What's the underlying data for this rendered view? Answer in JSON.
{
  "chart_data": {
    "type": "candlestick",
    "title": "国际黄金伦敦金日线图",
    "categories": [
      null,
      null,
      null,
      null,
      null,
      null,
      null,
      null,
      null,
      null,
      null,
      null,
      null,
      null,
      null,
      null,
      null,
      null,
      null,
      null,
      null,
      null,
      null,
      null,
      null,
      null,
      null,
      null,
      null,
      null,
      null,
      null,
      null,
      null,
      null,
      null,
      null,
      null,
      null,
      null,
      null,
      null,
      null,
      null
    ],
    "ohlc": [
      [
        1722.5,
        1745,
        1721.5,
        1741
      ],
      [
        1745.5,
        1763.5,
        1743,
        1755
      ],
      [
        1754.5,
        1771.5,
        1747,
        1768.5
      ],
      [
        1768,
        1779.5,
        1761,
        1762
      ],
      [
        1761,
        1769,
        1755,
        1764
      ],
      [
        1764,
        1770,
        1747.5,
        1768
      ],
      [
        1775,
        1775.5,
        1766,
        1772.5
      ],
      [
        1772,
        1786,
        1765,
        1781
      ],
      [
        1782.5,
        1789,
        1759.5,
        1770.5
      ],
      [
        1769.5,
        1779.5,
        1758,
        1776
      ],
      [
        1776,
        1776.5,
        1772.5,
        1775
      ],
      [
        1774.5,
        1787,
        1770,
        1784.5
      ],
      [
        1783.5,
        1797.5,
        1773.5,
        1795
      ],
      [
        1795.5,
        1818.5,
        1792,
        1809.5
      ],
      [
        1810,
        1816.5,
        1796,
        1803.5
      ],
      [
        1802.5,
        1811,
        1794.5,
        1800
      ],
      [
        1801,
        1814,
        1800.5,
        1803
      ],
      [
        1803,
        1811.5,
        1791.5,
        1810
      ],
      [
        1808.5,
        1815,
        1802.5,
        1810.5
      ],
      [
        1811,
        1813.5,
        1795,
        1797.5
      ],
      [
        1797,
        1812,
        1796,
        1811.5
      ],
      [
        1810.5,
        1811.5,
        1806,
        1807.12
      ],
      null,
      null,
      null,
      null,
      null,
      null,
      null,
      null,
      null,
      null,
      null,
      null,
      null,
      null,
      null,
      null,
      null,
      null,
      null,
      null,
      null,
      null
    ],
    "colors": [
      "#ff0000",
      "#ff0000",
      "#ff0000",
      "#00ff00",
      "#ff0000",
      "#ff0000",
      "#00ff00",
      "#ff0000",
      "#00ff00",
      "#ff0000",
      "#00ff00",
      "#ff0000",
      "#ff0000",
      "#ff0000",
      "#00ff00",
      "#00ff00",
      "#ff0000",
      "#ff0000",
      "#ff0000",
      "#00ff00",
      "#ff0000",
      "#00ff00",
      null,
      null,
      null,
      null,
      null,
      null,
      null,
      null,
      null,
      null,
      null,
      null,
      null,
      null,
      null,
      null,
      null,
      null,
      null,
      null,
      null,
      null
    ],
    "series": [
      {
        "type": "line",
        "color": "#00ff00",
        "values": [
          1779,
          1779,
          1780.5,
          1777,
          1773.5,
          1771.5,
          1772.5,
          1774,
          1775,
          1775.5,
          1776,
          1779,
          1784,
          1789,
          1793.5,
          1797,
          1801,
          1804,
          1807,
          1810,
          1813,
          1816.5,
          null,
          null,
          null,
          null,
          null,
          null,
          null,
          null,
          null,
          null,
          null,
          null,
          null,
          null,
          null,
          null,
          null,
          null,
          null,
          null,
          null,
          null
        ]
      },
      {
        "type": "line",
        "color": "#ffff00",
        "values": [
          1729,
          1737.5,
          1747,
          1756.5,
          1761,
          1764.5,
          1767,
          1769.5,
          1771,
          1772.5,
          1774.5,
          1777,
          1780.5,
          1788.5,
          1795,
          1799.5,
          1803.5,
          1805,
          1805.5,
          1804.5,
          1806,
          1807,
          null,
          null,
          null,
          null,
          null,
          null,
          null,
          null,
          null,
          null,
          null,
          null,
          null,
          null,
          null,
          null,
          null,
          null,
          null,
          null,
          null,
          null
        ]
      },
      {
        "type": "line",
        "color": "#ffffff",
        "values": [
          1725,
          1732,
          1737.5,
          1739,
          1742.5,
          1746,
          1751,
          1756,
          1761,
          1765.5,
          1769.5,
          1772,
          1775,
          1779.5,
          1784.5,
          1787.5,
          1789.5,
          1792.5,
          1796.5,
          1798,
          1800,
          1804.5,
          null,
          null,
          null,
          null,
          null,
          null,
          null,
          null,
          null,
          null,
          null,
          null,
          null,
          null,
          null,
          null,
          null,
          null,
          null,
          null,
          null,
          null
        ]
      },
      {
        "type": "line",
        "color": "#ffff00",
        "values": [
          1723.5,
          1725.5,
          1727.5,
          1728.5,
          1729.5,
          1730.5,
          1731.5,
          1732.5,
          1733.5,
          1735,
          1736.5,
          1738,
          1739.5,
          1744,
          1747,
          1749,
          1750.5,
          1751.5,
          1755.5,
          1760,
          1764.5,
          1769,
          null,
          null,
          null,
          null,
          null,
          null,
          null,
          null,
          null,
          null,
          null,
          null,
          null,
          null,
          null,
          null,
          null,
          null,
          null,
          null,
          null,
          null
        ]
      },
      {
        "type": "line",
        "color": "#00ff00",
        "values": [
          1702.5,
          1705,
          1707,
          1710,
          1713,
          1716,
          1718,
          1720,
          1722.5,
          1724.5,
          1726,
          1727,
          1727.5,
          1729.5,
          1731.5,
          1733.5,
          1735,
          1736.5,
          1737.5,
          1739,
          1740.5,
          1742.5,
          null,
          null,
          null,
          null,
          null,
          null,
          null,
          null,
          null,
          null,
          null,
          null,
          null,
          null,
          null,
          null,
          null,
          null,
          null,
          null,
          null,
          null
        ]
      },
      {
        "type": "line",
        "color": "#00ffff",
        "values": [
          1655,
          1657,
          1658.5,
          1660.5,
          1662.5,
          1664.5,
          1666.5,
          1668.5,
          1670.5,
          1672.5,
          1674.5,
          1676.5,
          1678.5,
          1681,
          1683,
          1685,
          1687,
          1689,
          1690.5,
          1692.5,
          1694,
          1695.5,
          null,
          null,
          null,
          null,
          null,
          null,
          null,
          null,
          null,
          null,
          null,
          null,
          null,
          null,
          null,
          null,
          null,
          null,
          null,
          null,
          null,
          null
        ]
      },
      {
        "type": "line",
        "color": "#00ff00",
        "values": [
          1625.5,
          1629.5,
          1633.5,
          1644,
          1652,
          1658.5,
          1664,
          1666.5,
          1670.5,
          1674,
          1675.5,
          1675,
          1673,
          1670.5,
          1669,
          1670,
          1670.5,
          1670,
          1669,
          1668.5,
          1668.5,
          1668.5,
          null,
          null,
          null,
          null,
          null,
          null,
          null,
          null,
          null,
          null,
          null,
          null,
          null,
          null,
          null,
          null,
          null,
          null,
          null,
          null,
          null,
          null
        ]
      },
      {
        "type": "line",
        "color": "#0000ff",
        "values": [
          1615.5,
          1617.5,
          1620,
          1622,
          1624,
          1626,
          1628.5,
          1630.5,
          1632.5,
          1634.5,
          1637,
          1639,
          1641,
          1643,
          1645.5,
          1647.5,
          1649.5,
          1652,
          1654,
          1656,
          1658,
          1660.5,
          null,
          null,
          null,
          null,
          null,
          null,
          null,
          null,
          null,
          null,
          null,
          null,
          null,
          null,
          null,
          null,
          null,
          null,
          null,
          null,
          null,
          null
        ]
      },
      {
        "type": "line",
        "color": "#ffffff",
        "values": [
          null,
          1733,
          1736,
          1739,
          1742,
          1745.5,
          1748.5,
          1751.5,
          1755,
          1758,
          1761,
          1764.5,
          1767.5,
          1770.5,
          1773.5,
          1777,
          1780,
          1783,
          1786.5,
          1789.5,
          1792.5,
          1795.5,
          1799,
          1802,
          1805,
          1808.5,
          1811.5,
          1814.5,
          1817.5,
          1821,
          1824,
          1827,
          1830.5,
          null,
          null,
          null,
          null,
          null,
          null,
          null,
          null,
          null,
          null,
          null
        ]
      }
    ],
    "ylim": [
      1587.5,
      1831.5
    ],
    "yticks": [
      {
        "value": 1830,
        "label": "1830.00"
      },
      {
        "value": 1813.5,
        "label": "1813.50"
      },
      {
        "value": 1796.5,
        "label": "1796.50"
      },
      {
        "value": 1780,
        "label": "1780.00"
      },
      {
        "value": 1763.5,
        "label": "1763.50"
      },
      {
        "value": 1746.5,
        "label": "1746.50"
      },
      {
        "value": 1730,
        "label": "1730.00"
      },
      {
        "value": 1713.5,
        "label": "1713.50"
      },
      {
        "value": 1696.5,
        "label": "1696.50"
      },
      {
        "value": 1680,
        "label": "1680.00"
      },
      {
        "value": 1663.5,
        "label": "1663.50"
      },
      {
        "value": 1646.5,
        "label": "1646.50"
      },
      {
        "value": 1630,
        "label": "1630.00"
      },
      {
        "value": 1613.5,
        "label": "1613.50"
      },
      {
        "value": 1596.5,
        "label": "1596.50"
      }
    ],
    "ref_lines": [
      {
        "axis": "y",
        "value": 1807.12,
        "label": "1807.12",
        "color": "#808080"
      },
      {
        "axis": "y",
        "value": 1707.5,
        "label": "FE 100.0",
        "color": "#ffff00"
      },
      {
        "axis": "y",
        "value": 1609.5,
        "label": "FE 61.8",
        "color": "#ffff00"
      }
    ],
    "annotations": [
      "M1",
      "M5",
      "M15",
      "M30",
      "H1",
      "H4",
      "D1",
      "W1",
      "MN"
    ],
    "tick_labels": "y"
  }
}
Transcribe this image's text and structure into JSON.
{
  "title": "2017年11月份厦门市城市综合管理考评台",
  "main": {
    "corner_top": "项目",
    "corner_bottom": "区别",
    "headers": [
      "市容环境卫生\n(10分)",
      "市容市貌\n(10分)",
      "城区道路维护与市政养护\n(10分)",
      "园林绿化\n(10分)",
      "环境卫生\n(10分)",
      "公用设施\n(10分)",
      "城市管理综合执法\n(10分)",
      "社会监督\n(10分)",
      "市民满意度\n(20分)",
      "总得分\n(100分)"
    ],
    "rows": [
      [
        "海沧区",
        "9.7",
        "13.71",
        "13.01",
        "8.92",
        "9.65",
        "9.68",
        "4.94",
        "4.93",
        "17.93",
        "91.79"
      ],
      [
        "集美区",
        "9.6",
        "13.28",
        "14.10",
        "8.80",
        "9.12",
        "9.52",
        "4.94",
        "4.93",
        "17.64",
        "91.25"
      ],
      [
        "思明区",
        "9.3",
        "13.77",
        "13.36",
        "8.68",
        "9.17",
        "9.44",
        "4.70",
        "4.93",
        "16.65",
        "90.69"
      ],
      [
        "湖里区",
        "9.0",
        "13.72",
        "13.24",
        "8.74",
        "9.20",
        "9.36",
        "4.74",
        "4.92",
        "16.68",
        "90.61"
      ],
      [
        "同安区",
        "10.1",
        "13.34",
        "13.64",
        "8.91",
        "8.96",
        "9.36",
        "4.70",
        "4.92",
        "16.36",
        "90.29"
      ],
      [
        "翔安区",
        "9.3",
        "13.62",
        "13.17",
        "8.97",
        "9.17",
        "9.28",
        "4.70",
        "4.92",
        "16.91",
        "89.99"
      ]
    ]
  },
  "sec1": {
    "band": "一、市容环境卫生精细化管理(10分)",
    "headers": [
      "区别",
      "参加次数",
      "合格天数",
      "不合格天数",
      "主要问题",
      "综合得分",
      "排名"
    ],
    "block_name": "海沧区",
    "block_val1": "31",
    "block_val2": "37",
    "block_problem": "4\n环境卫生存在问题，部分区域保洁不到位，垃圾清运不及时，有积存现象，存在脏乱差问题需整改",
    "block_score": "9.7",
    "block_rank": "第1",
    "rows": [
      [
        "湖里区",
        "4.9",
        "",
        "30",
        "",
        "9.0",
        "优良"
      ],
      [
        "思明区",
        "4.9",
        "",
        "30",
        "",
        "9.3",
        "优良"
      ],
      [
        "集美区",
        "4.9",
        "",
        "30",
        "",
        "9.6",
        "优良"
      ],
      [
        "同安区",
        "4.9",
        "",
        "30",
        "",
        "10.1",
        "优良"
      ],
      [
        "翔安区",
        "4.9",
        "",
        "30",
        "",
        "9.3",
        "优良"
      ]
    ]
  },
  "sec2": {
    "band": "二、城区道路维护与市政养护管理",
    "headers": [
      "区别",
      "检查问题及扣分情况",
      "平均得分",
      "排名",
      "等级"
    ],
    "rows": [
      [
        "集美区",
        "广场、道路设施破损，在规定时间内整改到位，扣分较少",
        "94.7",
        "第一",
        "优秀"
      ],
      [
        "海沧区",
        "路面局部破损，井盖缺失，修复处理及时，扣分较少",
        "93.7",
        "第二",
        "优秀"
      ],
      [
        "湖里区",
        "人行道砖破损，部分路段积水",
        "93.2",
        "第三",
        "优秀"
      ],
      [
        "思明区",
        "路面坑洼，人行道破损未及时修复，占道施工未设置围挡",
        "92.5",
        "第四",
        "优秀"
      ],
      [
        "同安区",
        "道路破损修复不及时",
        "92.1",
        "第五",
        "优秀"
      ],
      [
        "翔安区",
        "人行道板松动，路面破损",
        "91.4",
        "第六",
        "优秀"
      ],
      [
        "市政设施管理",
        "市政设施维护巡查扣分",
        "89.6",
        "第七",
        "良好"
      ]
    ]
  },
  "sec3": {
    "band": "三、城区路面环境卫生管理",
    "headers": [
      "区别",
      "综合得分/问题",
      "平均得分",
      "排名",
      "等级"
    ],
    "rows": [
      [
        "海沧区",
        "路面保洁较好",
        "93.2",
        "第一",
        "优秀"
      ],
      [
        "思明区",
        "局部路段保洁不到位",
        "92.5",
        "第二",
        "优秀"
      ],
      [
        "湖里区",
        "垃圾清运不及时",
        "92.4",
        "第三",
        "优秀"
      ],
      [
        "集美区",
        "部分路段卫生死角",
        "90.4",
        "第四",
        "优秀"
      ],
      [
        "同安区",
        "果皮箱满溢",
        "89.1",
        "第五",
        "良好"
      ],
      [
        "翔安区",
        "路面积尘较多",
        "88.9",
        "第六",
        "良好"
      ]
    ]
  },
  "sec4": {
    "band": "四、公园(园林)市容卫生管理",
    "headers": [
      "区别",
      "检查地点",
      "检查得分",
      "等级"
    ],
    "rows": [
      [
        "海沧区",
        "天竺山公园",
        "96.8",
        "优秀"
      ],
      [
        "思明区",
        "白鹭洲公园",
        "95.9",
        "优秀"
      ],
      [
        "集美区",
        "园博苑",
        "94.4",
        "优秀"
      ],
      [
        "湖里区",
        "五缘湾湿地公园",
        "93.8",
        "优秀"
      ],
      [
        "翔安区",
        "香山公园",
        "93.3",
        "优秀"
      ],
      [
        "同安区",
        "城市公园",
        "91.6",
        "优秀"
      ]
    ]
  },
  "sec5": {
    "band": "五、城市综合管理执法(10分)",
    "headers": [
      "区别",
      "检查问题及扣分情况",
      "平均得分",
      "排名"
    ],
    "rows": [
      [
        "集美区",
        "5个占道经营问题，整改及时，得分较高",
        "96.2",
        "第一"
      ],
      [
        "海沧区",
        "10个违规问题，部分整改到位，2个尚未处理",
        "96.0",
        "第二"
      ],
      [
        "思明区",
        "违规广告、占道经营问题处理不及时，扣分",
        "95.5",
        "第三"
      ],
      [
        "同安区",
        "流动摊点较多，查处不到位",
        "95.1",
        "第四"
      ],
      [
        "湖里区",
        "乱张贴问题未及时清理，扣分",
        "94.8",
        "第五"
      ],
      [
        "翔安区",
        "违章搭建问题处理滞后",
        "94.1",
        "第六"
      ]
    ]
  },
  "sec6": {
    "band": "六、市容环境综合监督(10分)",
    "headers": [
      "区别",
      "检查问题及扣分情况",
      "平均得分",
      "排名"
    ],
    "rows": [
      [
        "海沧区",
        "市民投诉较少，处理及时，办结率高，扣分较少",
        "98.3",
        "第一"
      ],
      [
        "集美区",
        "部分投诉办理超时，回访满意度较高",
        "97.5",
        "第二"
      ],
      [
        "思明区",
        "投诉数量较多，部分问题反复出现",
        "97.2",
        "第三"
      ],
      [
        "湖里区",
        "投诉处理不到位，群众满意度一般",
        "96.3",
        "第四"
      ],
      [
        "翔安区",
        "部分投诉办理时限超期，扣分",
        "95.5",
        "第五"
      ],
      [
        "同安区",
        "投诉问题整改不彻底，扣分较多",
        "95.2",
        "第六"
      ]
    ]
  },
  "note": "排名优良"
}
________________
Work required - Pull out all lines containing "band".

Result for this task -
    "band": "一、市容环境卫生精细化管理(10分)",
    "band": "二、城区道路维护与市政养护管理",
    "band": "三、城区路面环境卫生管理",
    "band": "四、公园(园林)市容卫生管理",
    "band": "五、城市综合管理执法(10分)",
    "band": "六、市容环境综合监督(10分)",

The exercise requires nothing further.